**** Available records ****

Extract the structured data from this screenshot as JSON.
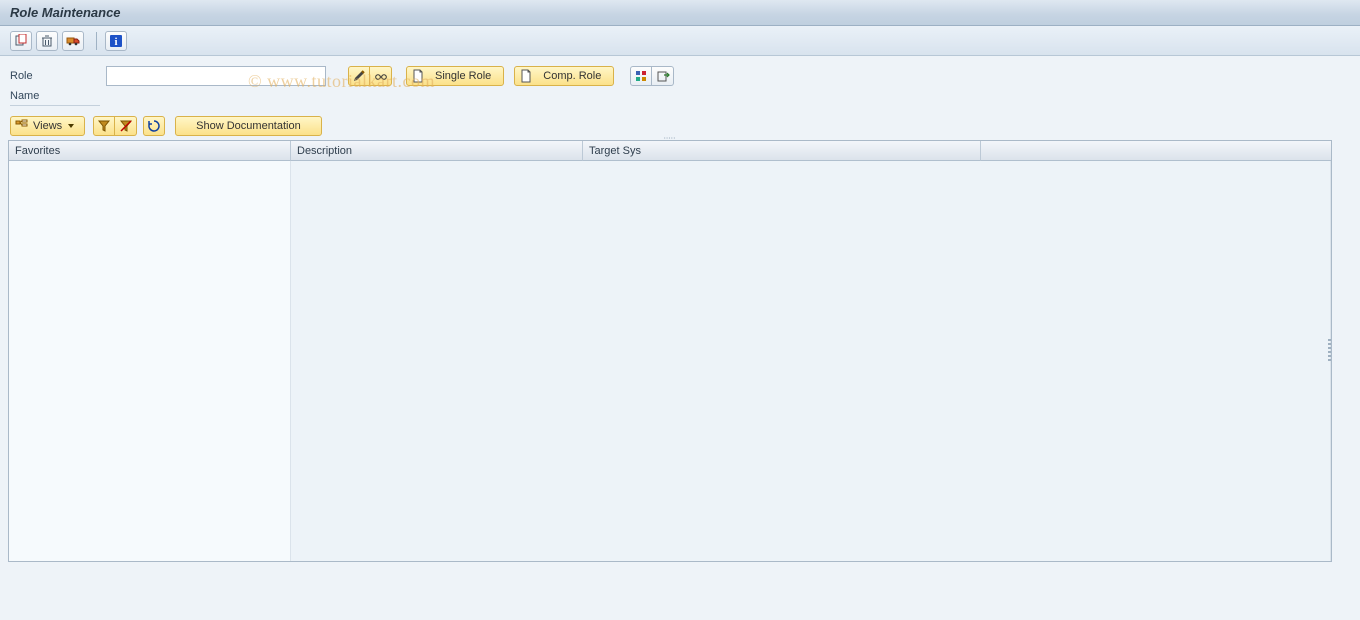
{
  "title": "Role Maintenance",
  "watermark": "© www.tutorialkart.com",
  "toolbar": {
    "icons": {
      "copy": "copy-icon",
      "delete": "delete-icon",
      "transport": "transport-icon",
      "info": "info-icon"
    }
  },
  "form": {
    "role_label": "Role",
    "role_value": "",
    "name_label": "Name"
  },
  "roleActions": {
    "edit_icon": "pencil-icon",
    "display_icon": "glasses-icon",
    "single_role_label": "Single Role",
    "comp_role_label": "Comp. Role",
    "where_used_icon": "where-used-icon",
    "download_icon": "download-icon"
  },
  "subToolbar": {
    "views_label": "Views",
    "filter_icon": "filter-icon",
    "filter_off_icon": "filter-off-icon",
    "refresh_icon": "refresh-icon",
    "show_documentation_label": "Show Documentation"
  },
  "table": {
    "columns": {
      "favorites": "Favorites",
      "description": "Description",
      "target_sys": "Target Sys"
    },
    "rows": []
  }
}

****

Exercise objective
Transcribe the material exactly, leaving every picture out.

Solved problem
Extract the structured data from this screenshot as JSON.
{
  "title": "Role Maintenance",
  "watermark": "© www.tutorialkart.com",
  "toolbar": {
    "icons": {
      "copy": "copy-icon",
      "delete": "delete-icon",
      "transport": "transport-icon",
      "info": "info-icon"
    }
  },
  "form": {
    "role_label": "Role",
    "role_value": "",
    "name_label": "Name"
  },
  "roleActions": {
    "edit_icon": "pencil-icon",
    "display_icon": "glasses-icon",
    "single_role_label": "Single Role",
    "comp_role_label": "Comp. Role",
    "where_used_icon": "where-used-icon",
    "download_icon": "download-icon"
  },
  "subToolbar": {
    "views_label": "Views",
    "filter_icon": "filter-icon",
    "filter_off_icon": "filter-off-icon",
    "refresh_icon": "refresh-icon",
    "show_documentation_label": "Show Documentation"
  },
  "table": {
    "columns": {
      "favorites": "Favorites",
      "description": "Description",
      "target_sys": "Target Sys"
    },
    "rows": []
  }
}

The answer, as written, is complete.